== Dataset items ==
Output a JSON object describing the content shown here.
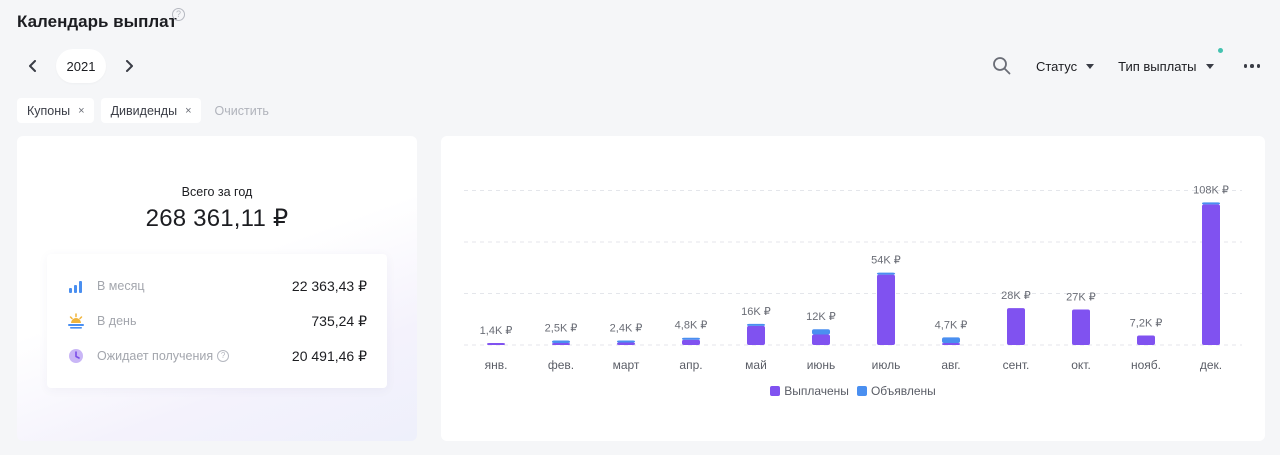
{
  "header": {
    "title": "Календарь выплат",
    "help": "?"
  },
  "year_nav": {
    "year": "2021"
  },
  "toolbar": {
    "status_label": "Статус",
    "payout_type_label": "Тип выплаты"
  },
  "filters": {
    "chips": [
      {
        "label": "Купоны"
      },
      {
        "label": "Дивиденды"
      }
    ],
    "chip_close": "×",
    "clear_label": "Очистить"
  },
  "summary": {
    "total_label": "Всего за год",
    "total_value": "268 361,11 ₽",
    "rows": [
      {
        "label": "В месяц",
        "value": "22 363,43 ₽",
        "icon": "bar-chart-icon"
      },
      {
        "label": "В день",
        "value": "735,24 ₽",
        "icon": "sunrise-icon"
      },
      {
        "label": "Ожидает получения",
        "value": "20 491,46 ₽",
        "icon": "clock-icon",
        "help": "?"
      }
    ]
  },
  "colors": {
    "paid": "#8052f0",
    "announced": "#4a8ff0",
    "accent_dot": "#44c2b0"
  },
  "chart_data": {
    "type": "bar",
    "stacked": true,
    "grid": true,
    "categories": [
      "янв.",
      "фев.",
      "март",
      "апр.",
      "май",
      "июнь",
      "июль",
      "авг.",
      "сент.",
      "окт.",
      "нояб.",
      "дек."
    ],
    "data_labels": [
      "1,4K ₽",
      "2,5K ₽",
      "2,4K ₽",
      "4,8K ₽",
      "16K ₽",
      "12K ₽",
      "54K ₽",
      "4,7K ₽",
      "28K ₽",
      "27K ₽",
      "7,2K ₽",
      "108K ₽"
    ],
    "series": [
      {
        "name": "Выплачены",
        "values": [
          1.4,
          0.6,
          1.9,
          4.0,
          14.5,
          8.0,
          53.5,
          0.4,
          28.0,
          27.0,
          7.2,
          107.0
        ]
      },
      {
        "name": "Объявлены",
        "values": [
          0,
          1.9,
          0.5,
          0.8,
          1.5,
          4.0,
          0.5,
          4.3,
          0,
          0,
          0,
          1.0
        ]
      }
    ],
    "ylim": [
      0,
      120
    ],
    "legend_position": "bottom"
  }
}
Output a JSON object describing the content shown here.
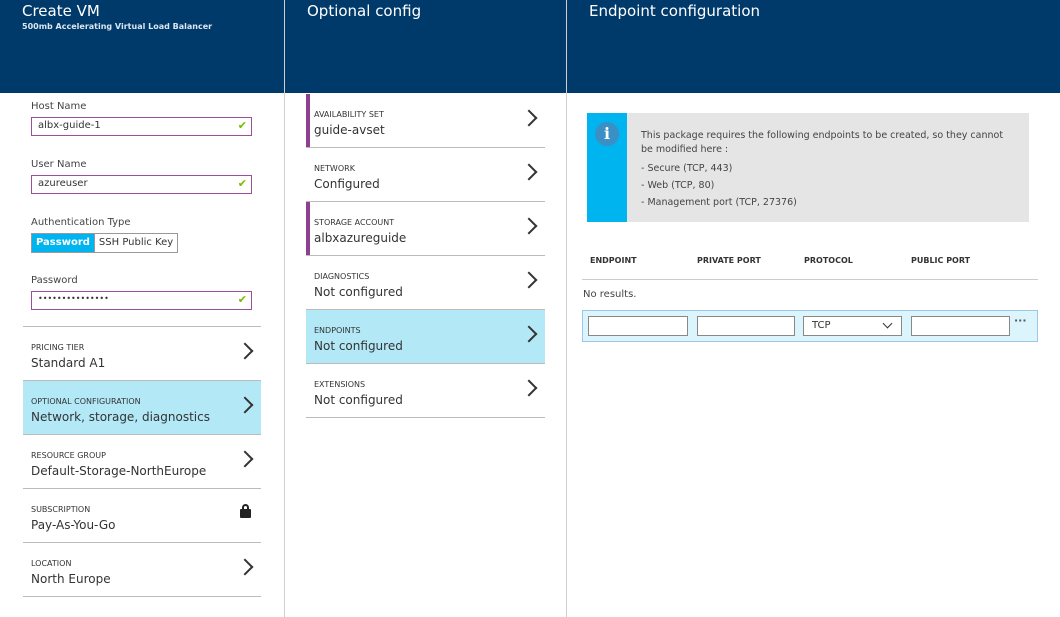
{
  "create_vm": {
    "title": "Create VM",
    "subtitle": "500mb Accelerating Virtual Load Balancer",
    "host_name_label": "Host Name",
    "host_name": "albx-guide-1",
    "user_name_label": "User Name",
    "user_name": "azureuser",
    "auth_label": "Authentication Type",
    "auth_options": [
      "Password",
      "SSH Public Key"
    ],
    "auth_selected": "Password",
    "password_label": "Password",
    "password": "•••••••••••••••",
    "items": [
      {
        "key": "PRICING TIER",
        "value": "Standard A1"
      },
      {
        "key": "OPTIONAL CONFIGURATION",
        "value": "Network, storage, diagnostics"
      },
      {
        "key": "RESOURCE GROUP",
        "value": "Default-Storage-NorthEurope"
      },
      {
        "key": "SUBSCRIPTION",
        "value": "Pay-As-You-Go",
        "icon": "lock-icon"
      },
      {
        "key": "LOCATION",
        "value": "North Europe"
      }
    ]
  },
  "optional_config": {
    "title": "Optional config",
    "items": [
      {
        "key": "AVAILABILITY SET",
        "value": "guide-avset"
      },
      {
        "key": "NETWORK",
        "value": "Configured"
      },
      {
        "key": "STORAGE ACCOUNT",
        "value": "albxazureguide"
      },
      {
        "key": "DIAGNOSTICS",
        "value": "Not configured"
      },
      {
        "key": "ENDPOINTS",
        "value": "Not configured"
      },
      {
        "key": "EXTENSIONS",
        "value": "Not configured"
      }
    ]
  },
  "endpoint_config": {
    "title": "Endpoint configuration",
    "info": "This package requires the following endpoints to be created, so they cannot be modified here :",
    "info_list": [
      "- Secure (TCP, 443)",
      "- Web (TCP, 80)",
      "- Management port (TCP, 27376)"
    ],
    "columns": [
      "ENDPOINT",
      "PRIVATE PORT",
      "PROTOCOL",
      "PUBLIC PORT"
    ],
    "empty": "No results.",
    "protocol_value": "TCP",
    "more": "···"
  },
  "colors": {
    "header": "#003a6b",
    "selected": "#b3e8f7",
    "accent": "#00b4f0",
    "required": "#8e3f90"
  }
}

== Problem requirements ==
Print out the lines exactly, skipping any picture.

== The result ==
Output a JSON object describing the content shown here.
{
  "header": {
    "title": "Календарь выплат",
    "help": "?"
  },
  "year_nav": {
    "year": "2021"
  },
  "toolbar": {
    "status_label": "Статус",
    "payout_type_label": "Тип выплаты"
  },
  "filters": {
    "chips": [
      {
        "label": "Купоны"
      },
      {
        "label": "Дивиденды"
      }
    ],
    "chip_close": "×",
    "clear_label": "Очистить"
  },
  "summary": {
    "total_label": "Всего за год",
    "total_value": "268 361,11 ₽",
    "rows": [
      {
        "label": "В месяц",
        "value": "22 363,43 ₽",
        "icon": "bar-chart-icon"
      },
      {
        "label": "В день",
        "value": "735,24 ₽",
        "icon": "sunrise-icon"
      },
      {
        "label": "Ожидает получения",
        "value": "20 491,46 ₽",
        "icon": "clock-icon",
        "help": "?"
      }
    ]
  },
  "colors": {
    "paid": "#8052f0",
    "announced": "#4a8ff0",
    "accent_dot": "#44c2b0"
  },
  "chart_data": {
    "type": "bar",
    "stacked": true,
    "grid": true,
    "categories": [
      "янв.",
      "фев.",
      "март",
      "апр.",
      "май",
      "июнь",
      "июль",
      "авг.",
      "сент.",
      "окт.",
      "нояб.",
      "дек."
    ],
    "data_labels": [
      "1,4K ₽",
      "2,5K ₽",
      "2,4K ₽",
      "4,8K ₽",
      "16K ₽",
      "12K ₽",
      "54K ₽",
      "4,7K ₽",
      "28K ₽",
      "27K ₽",
      "7,2K ₽",
      "108K ₽"
    ],
    "series": [
      {
        "name": "Выплачены",
        "values": [
          1.4,
          0.6,
          1.9,
          4.0,
          14.5,
          8.0,
          53.5,
          0.4,
          28.0,
          27.0,
          7.2,
          107.0
        ]
      },
      {
        "name": "Объявлены",
        "values": [
          0,
          1.9,
          0.5,
          0.8,
          1.5,
          4.0,
          0.5,
          4.3,
          0,
          0,
          0,
          1.0
        ]
      }
    ],
    "ylim": [
      0,
      120
    ],
    "legend_position": "bottom"
  }
}
Output a JSON object describing the content shown here.
{
  "create_vm": {
    "title": "Create VM",
    "subtitle": "500mb Accelerating Virtual Load Balancer",
    "host_name_label": "Host Name",
    "host_name": "albx-guide-1",
    "user_name_label": "User Name",
    "user_name": "azureuser",
    "auth_label": "Authentication Type",
    "auth_options": [
      "Password",
      "SSH Public Key"
    ],
    "auth_selected": "Password",
    "password_label": "Password",
    "password": "•••••••••••••••",
    "items": [
      {
        "key": "PRICING TIER",
        "value": "Standard A1"
      },
      {
        "key": "OPTIONAL CONFIGURATION",
        "value": "Network, storage, diagnostics"
      },
      {
        "key": "RESOURCE GROUP",
        "value": "Default-Storage-NorthEurope"
      },
      {
        "key": "SUBSCRIPTION",
        "value": "Pay-As-You-Go",
        "icon": "lock-icon"
      },
      {
        "key": "LOCATION",
        "value": "North Europe"
      }
    ]
  },
  "optional_config": {
    "title": "Optional config",
    "items": [
      {
        "key": "AVAILABILITY SET",
        "value": "guide-avset"
      },
      {
        "key": "NETWORK",
        "value": "Configured"
      },
      {
        "key": "STORAGE ACCOUNT",
        "value": "albxazureguide"
      },
      {
        "key": "DIAGNOSTICS",
        "value": "Not configured"
      },
      {
        "key": "ENDPOINTS",
        "value": "Not configured"
      },
      {
        "key": "EXTENSIONS",
        "value": "Not configured"
      }
    ]
  },
  "endpoint_config": {
    "title": "Endpoint configuration",
    "info": "This package requires the following endpoints to be created, so they cannot be modified here :",
    "info_list": [
      "- Secure (TCP, 443)",
      "- Web (TCP, 80)",
      "- Management port (TCP, 27376)"
    ],
    "columns": [
      "ENDPOINT",
      "PRIVATE PORT",
      "PROTOCOL",
      "PUBLIC PORT"
    ],
    "empty": "No results.",
    "protocol_value": "TCP",
    "more": "···"
  },
  "colors": {
    "header": "#003a6b",
    "selected": "#b3e8f7",
    "accent": "#00b4f0",
    "required": "#8e3f90"
  }
}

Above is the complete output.